Aim:
Go through the entries one line at a time, and gather every line that has the word "Никитин".
─── The data ───
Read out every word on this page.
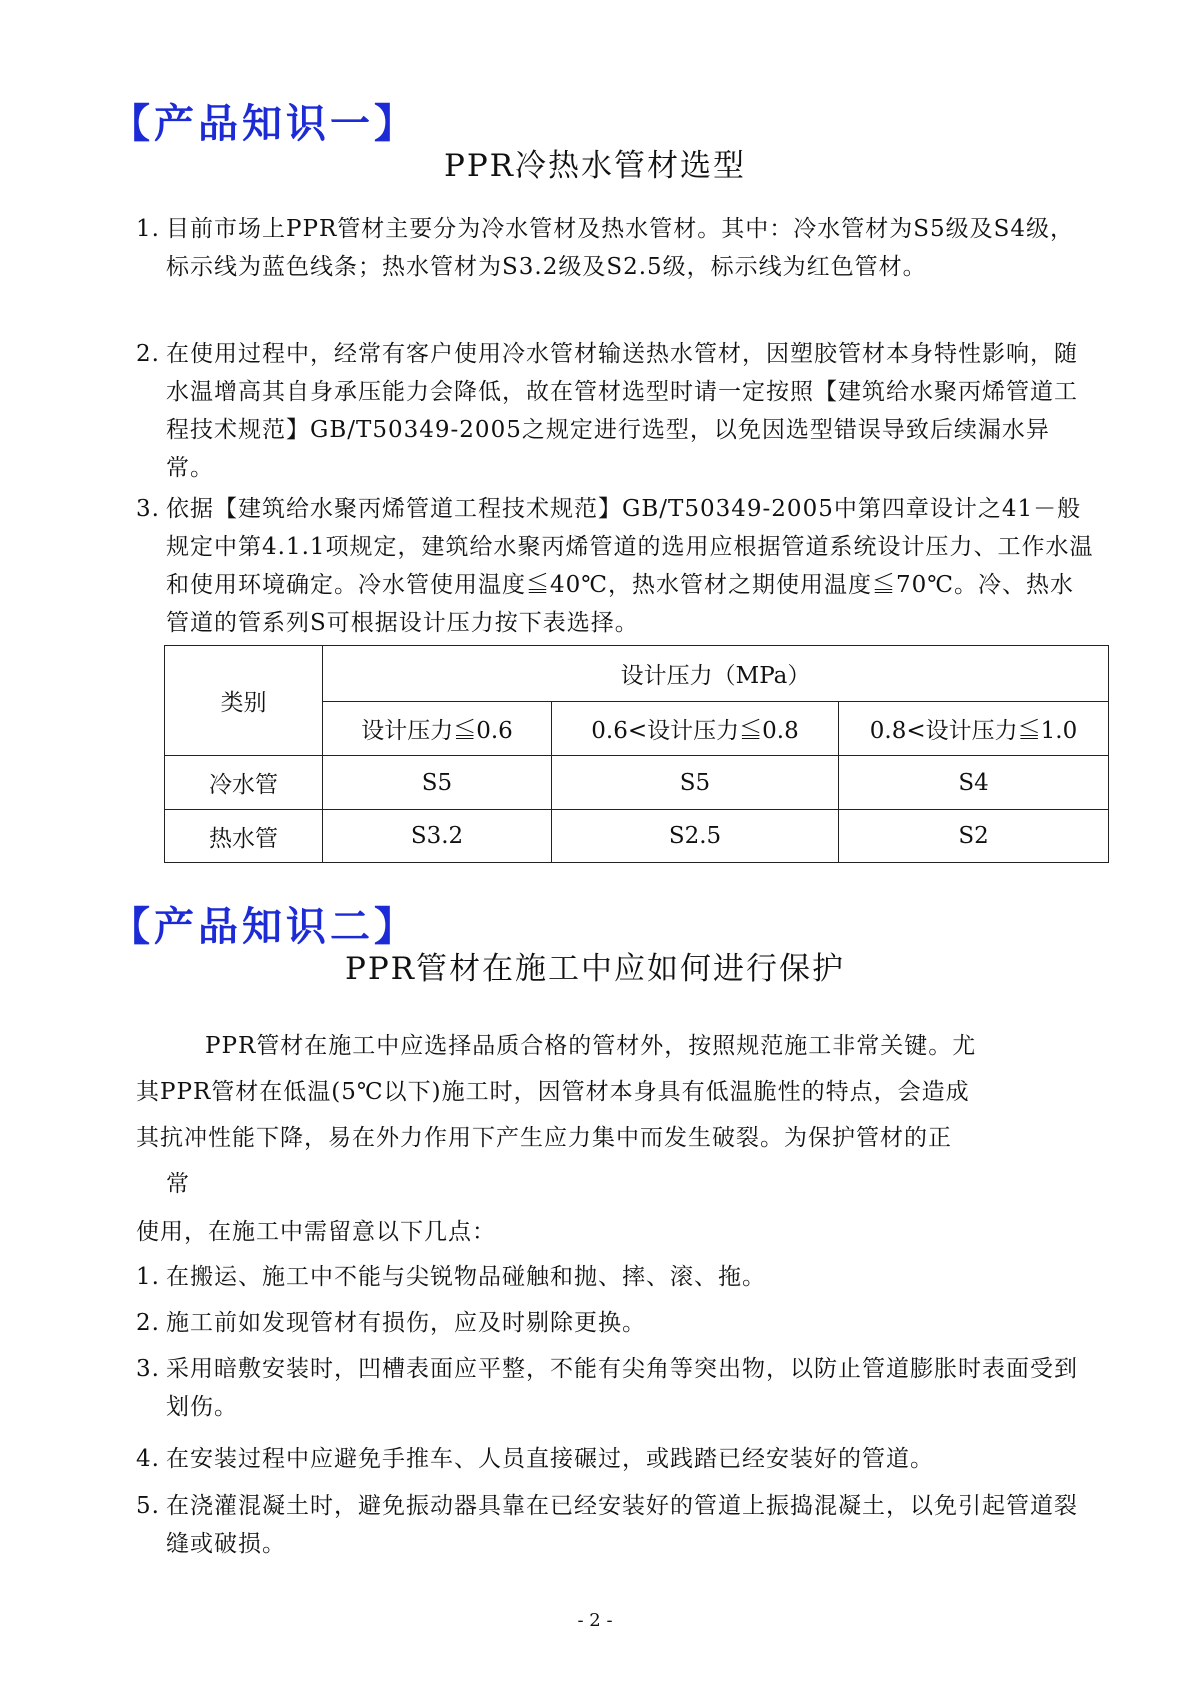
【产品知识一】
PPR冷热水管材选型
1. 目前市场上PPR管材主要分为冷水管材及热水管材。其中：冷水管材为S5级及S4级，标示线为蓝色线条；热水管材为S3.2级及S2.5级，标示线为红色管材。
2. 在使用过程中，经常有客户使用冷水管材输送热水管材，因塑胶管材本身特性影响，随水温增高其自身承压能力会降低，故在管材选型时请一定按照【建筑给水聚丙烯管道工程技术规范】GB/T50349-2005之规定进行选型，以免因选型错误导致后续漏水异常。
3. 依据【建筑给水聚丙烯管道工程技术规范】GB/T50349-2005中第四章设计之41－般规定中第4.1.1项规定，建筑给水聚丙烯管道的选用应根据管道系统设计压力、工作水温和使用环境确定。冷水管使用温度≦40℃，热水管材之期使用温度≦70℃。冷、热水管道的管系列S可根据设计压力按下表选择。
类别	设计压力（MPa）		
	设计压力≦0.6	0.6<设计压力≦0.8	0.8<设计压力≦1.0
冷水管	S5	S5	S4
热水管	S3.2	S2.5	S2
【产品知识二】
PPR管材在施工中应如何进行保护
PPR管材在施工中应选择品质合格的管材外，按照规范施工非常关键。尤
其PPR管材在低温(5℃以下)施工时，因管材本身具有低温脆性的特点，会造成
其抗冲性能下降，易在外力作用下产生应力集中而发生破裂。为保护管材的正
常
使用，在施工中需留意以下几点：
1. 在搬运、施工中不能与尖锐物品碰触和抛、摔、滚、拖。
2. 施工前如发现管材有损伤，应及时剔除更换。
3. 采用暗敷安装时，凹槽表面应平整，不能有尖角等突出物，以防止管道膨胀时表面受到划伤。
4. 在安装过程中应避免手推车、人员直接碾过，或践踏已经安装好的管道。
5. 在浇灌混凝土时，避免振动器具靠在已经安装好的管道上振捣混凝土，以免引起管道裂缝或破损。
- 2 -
───
─── The data ───
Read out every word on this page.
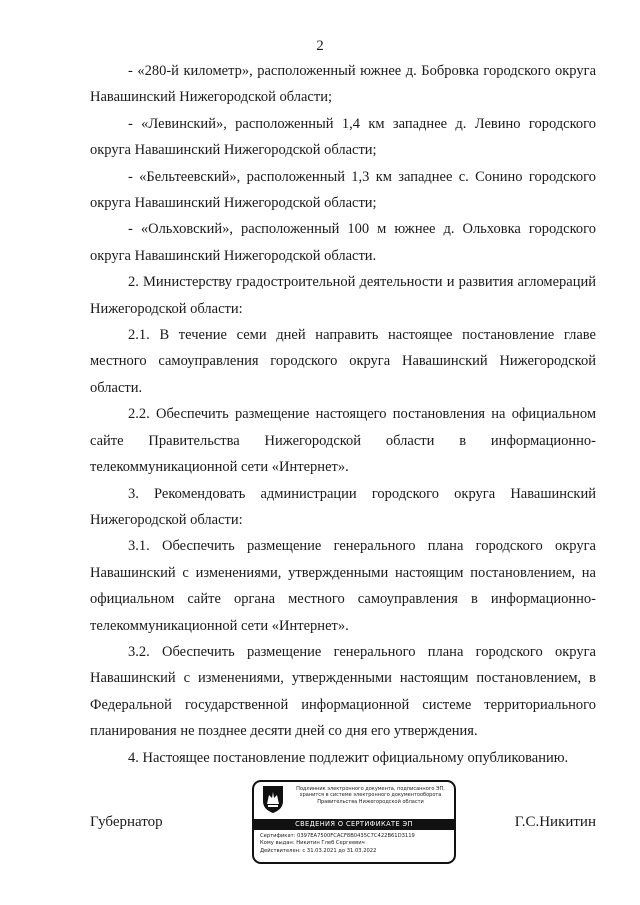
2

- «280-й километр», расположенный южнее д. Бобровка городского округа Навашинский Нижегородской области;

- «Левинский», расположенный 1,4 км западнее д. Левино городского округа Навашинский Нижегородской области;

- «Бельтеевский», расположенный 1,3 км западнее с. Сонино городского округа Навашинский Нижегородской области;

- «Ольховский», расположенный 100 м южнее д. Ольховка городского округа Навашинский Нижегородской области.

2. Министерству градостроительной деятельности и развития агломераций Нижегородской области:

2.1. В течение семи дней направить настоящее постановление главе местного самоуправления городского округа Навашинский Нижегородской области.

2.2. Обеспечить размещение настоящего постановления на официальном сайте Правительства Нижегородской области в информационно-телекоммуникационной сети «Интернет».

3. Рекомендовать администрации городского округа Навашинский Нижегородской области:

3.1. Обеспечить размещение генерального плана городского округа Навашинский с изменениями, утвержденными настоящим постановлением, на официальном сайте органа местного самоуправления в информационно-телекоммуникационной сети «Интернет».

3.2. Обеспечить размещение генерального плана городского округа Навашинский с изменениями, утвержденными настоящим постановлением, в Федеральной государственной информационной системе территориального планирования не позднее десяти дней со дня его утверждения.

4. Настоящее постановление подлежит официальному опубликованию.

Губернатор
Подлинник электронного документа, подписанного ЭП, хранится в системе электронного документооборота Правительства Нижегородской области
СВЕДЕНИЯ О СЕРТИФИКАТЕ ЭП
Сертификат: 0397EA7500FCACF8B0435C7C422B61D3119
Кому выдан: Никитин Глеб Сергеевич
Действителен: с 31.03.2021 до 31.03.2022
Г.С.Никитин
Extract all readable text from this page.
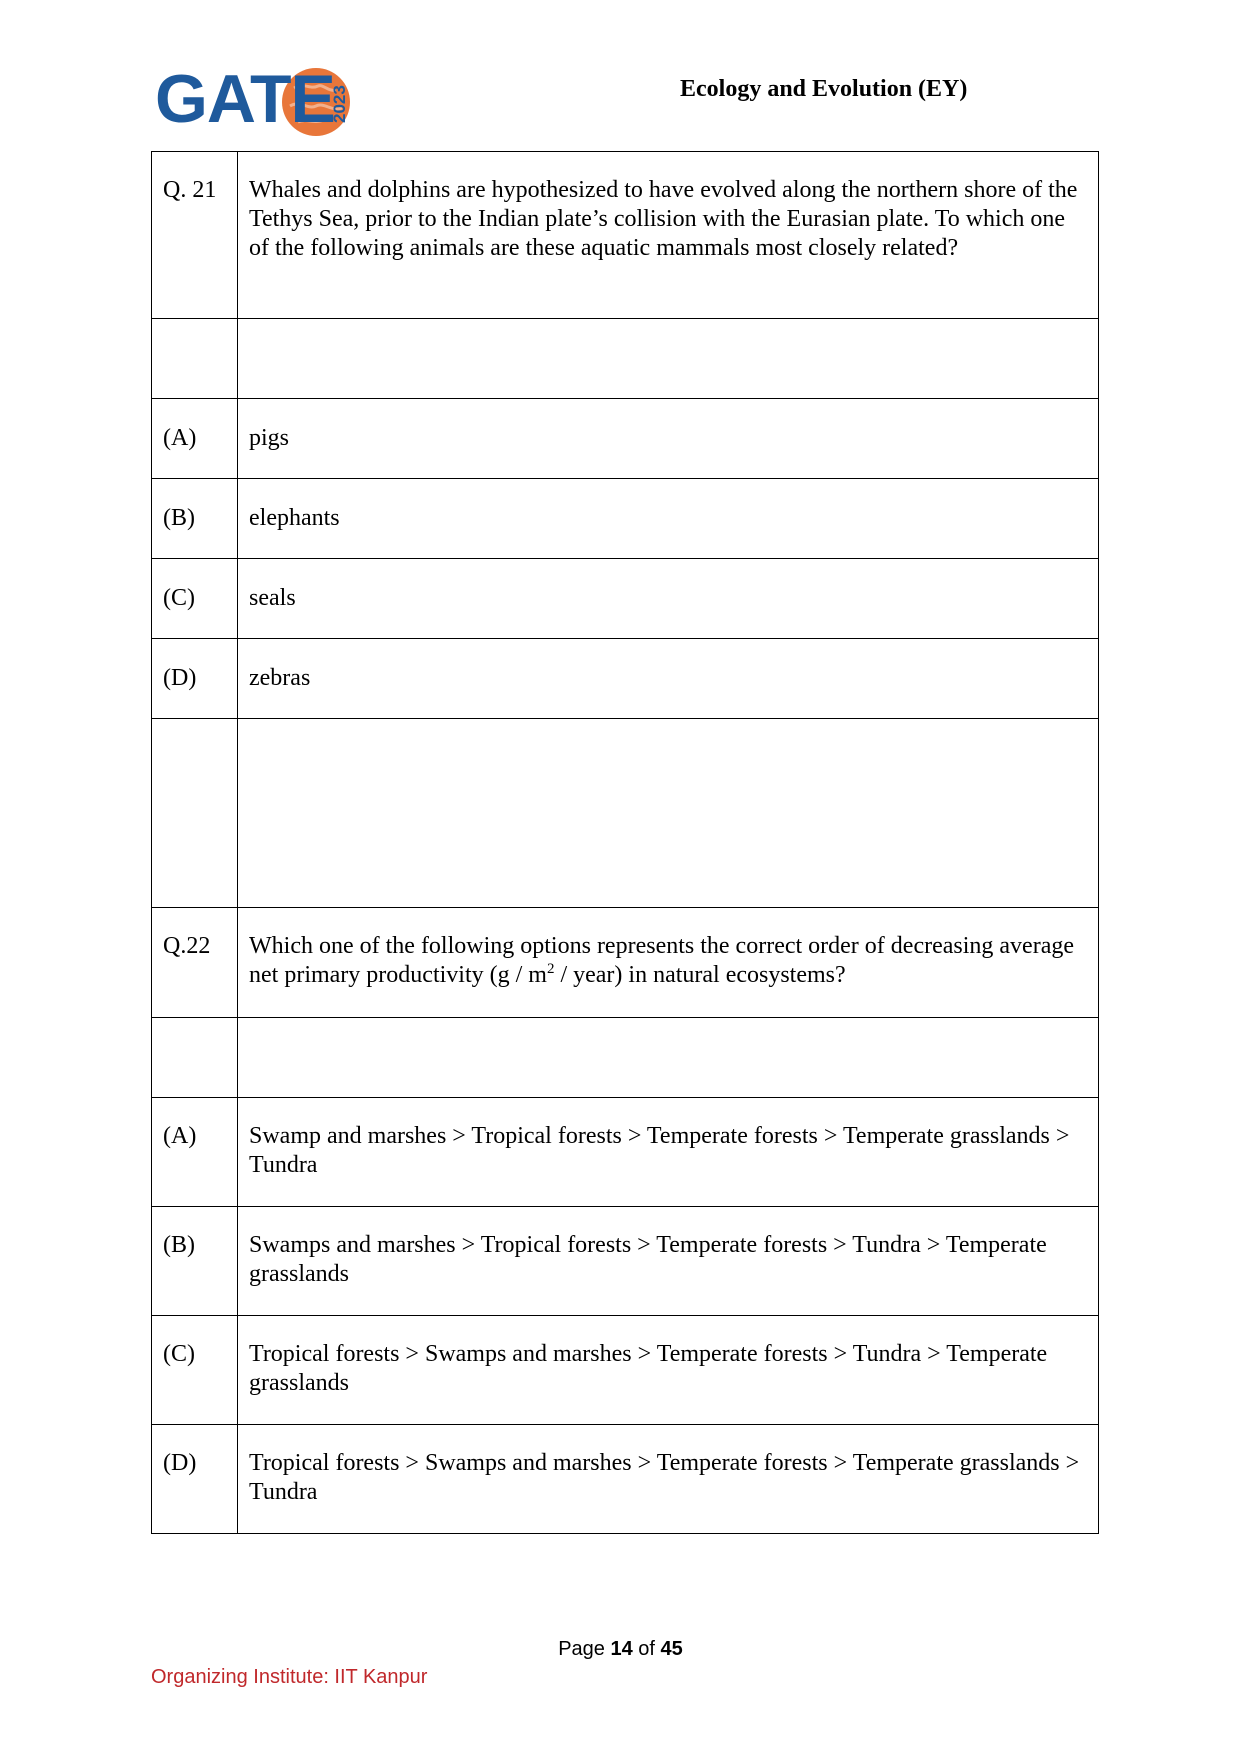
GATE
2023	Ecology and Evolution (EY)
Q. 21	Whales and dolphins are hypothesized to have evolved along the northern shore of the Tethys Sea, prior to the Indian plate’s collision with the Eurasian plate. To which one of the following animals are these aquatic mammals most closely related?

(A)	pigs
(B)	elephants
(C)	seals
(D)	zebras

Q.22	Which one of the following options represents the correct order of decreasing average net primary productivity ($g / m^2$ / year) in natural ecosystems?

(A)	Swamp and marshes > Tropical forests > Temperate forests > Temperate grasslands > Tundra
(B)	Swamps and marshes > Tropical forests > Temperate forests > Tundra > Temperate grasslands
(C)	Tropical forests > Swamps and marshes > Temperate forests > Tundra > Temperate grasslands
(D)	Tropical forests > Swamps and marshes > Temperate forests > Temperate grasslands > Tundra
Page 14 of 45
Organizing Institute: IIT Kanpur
───
─── The data ───
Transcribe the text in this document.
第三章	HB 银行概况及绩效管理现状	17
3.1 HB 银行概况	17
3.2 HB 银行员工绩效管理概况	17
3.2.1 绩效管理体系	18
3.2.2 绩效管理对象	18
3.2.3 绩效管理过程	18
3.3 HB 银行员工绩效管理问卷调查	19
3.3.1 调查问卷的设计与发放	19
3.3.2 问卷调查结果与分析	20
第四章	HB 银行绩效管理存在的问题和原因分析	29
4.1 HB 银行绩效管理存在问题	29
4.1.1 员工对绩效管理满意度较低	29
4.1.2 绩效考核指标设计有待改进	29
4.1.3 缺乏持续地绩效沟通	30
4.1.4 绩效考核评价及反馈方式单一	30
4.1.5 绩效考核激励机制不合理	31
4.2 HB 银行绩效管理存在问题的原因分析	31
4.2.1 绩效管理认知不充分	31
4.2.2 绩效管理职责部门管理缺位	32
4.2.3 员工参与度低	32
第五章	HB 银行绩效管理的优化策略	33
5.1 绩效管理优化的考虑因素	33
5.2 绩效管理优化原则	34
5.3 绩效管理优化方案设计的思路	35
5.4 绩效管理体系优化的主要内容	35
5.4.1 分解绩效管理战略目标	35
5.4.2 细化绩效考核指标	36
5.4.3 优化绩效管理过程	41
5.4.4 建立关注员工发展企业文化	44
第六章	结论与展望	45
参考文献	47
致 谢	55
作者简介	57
───
Finished answer:
Кому выдан: Никитин Глеб Сергеевич
Г.С.Никитин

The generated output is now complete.